Stored data entries

-*-*-

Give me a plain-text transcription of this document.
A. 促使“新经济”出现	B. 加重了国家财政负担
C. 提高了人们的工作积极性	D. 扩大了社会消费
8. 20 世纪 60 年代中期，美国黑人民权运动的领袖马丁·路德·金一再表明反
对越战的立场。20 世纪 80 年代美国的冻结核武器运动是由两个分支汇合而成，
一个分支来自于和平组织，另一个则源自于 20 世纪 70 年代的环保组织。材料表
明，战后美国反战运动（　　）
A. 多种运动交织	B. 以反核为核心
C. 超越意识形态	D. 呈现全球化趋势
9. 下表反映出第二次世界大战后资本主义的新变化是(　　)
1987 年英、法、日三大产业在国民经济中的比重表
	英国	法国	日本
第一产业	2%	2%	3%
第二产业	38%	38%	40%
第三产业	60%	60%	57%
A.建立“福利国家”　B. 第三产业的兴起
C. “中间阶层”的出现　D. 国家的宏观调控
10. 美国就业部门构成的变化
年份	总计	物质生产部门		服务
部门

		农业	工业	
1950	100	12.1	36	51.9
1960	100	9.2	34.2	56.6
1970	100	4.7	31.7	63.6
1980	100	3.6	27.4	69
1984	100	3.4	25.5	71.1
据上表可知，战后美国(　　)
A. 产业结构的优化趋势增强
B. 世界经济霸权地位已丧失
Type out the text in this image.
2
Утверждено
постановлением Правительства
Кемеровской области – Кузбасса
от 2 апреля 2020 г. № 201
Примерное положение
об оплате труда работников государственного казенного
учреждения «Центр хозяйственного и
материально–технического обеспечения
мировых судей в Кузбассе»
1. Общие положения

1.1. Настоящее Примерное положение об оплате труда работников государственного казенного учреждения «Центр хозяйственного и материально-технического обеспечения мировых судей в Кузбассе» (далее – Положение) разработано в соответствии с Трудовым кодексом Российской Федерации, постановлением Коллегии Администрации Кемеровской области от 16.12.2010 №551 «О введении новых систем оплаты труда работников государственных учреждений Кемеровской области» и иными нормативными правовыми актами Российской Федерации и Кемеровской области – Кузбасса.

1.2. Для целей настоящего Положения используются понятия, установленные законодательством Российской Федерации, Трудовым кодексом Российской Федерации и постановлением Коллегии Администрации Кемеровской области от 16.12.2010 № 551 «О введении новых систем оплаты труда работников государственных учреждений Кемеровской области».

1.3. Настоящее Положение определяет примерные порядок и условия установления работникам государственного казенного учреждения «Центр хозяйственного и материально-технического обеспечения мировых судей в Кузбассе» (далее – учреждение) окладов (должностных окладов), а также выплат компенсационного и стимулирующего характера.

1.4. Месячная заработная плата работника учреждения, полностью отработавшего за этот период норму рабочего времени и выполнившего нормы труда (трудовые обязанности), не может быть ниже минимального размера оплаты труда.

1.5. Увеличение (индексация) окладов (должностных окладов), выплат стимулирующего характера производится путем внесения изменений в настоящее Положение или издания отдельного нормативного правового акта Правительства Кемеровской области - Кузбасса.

-*-*-

▸ **Directions**: Pick out each line in the material containing "Кемеровской".

▸ **Written response**:
Кемеровской области – Кузбасса
1.1. Настоящее Примерное положение об оплате труда работников государственного казенного учреждения «Центр хозяйственного и материально-технического обеспечения мировых судей в Кузбассе» (далее – Положение) разработано в соответствии с Трудовым кодексом Российской Федерации, постановлением Коллегии Администрации Кемеровской области от 16.12.2010 №551 «О введении новых систем оплаты труда работников государственных учреждений Кемеровской области» и иными нормативными правовыми актами Российской Федерации и Кемеровской области – Кузбасса.
1.2. Для целей настоящего Положения используются понятия, установленные законодательством Российской Федерации, Трудовым кодексом Российской Федерации и постановлением Коллегии Администрации Кемеровской области от 16.12.2010 № 551 «О введении новых систем оплаты труда работников государственных учреждений Кемеровской области».
1.5. Увеличение (индексация) окладов (должностных окладов), выплат стимулирующего характера производится путем внесения изменений в настоящее Положение или издания отдельного нормативного правового акта Правительства Кемеровской области - Кузбасса.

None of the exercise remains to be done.